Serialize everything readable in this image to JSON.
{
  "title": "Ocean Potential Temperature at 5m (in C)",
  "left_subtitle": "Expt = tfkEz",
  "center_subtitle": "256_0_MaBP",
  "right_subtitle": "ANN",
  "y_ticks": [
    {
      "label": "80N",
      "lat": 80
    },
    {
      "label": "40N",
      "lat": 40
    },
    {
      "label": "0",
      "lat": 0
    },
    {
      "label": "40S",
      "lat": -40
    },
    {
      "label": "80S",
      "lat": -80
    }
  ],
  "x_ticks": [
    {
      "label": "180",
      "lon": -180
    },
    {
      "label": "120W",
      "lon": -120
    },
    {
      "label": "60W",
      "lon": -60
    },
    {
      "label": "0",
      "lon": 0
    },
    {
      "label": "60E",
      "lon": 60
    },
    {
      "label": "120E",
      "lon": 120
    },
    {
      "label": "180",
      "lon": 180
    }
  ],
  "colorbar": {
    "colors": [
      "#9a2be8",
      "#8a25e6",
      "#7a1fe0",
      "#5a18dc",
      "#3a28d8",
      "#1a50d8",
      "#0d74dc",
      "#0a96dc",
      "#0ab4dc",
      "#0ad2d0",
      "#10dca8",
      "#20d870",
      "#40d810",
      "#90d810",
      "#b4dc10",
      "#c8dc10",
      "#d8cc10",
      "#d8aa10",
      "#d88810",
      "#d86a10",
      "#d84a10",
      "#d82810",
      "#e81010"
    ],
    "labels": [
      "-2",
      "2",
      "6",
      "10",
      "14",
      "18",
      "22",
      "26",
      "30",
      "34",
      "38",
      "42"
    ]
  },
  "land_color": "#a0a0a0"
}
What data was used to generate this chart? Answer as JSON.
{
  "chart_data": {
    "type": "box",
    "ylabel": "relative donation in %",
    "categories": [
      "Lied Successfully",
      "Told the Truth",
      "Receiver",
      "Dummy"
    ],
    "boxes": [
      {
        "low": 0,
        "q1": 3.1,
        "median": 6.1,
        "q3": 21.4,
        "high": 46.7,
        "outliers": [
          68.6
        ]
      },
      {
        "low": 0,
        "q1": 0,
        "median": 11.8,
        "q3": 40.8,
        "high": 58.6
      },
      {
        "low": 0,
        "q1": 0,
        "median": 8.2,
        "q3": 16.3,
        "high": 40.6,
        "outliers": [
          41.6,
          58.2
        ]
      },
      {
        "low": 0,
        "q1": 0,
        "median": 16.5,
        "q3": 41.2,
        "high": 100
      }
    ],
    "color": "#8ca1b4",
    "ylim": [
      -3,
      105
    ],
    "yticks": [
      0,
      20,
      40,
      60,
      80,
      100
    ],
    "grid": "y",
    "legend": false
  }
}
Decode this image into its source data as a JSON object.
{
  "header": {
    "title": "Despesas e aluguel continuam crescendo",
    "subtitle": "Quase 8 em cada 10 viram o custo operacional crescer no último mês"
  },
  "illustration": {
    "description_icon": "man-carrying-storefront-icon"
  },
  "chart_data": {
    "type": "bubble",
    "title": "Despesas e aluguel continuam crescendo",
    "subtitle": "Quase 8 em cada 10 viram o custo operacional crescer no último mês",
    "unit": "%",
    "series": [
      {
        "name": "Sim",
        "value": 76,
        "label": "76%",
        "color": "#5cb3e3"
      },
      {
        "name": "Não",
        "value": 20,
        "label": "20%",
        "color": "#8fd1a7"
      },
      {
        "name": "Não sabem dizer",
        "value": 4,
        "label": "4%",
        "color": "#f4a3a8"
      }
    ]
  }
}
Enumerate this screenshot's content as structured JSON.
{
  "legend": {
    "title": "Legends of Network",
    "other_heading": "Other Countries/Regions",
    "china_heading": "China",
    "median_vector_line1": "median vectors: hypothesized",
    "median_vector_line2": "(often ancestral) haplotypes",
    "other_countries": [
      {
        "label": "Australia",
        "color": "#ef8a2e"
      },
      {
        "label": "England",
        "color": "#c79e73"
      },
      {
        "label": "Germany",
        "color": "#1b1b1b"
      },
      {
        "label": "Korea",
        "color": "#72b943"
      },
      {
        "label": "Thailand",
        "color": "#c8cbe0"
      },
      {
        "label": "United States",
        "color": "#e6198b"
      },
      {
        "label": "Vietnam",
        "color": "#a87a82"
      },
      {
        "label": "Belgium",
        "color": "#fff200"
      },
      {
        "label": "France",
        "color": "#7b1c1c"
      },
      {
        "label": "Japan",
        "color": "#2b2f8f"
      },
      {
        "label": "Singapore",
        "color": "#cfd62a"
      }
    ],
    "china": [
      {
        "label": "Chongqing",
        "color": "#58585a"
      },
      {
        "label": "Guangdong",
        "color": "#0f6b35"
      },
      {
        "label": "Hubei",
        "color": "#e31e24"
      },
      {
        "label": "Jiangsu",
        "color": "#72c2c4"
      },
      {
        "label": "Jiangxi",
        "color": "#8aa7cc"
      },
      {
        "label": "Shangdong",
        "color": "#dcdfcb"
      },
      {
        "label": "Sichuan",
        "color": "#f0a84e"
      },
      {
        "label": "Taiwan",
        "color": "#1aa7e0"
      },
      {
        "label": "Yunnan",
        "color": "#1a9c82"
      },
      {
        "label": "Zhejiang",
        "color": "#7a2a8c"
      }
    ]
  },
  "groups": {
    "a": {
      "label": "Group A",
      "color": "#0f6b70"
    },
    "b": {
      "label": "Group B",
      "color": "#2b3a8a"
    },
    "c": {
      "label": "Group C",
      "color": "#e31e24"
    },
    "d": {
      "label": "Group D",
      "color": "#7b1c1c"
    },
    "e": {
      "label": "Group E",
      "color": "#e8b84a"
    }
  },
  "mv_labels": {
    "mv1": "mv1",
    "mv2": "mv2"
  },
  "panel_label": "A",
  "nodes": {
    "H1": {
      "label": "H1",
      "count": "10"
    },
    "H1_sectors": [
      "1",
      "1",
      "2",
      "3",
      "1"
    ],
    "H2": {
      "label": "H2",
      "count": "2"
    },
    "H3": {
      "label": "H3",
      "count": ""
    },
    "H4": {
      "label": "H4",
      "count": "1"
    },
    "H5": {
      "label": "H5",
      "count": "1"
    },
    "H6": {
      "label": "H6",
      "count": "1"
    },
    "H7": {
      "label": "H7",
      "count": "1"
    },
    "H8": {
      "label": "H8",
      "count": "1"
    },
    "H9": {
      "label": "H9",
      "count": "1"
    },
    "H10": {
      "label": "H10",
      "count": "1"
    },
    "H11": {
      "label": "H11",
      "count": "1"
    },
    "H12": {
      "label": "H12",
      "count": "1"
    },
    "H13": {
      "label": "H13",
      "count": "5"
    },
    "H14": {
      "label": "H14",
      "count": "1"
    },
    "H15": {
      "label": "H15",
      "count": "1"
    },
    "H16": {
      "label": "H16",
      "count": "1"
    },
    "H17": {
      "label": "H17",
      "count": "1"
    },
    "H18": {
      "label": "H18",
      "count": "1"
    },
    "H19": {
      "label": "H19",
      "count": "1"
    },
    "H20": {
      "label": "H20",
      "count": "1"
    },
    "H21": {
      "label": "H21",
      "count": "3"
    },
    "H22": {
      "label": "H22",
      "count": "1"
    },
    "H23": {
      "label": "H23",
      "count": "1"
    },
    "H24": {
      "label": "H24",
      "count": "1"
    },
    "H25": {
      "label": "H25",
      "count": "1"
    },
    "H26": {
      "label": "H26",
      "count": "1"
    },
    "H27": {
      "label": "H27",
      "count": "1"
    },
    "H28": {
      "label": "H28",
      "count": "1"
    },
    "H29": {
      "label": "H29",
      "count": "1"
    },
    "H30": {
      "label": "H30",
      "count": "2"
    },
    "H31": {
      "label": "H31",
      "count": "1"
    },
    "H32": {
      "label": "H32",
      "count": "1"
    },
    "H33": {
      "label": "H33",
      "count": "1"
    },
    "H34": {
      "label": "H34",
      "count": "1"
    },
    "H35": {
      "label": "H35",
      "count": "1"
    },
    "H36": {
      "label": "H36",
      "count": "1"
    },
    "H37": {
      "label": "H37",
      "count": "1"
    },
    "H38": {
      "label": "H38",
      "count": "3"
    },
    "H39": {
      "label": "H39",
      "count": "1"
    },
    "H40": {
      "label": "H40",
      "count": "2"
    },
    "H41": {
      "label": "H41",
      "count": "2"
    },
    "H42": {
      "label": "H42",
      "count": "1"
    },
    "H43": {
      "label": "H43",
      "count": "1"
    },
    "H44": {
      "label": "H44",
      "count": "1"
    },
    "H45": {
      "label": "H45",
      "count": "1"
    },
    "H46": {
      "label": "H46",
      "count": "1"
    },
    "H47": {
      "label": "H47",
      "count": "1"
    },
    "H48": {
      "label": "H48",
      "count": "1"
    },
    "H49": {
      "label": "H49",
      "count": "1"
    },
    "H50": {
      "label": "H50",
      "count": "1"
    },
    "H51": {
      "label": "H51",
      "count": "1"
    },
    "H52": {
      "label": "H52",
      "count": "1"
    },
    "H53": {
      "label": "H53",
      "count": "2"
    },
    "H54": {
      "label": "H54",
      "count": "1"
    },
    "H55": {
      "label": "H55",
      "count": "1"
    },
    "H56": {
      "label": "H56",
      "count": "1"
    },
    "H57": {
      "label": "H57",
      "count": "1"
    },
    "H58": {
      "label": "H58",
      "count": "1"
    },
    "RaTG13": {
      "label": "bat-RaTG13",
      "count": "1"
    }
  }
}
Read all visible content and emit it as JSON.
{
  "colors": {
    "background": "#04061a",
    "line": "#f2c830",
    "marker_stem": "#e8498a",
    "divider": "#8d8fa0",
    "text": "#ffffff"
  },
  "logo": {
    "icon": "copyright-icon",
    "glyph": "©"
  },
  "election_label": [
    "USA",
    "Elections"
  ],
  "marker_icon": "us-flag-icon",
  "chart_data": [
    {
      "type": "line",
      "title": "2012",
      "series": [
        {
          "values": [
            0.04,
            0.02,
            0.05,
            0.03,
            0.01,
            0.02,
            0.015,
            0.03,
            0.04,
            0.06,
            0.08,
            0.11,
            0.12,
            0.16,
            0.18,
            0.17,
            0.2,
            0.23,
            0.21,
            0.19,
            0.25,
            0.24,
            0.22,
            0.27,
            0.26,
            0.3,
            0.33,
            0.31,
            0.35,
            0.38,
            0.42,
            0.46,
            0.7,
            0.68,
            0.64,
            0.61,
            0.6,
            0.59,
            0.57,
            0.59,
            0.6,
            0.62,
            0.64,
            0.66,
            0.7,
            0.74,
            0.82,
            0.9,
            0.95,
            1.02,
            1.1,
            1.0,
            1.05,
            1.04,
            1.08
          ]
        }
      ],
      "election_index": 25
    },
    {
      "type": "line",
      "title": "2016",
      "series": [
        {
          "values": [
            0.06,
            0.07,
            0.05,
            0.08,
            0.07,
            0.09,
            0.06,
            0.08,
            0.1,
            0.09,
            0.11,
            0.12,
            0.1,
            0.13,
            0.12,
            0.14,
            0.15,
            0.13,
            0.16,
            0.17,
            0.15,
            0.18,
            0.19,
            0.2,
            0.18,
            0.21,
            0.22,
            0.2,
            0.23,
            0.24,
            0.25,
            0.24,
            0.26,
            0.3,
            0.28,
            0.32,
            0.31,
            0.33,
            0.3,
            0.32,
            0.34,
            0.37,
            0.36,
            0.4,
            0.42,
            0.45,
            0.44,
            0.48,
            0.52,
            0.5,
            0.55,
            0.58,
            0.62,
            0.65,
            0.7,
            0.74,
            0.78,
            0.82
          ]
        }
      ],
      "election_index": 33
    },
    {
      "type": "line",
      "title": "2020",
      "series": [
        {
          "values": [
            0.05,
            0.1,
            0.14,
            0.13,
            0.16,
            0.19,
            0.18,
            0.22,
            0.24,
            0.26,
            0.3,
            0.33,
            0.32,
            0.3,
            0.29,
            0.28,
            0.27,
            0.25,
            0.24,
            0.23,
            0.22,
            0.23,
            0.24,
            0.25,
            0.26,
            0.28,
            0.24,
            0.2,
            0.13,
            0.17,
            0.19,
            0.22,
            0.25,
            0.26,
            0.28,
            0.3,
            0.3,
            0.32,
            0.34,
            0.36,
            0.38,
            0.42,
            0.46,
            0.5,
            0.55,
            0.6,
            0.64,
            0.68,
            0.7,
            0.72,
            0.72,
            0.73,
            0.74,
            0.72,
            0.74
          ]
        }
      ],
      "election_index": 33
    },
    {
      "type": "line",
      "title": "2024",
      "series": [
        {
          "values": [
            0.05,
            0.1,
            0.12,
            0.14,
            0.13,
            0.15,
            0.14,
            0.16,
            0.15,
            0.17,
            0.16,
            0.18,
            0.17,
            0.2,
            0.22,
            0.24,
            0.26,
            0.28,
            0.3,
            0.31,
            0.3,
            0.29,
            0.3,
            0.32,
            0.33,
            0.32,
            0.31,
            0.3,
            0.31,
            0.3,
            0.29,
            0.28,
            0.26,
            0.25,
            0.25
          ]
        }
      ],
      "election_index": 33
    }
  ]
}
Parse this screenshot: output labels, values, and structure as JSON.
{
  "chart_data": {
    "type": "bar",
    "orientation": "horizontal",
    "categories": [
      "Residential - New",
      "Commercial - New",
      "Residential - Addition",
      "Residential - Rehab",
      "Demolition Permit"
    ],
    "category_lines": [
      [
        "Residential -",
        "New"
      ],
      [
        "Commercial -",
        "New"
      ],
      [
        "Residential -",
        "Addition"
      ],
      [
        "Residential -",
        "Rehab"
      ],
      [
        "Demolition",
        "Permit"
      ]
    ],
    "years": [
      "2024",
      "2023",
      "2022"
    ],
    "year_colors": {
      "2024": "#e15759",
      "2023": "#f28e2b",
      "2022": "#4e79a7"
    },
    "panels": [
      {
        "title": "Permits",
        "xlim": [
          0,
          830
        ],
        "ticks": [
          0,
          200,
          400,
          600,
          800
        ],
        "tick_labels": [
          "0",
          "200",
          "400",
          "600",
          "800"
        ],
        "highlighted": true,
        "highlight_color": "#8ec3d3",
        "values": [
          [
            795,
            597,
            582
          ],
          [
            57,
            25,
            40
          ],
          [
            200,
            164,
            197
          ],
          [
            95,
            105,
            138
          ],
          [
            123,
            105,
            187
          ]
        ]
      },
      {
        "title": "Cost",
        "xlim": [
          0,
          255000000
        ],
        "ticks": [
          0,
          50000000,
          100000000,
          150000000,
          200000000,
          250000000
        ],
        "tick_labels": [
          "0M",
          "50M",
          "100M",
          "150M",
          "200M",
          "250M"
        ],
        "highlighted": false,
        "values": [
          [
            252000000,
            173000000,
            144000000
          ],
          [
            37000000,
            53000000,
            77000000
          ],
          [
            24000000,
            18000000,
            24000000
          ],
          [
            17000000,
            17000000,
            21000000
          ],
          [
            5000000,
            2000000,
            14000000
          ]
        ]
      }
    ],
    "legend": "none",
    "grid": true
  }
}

SET EXERCISE
Using the material above, gather every line that includes "highlighted".

THE RESULT
        "highlighted": true,
        "highlighted": false,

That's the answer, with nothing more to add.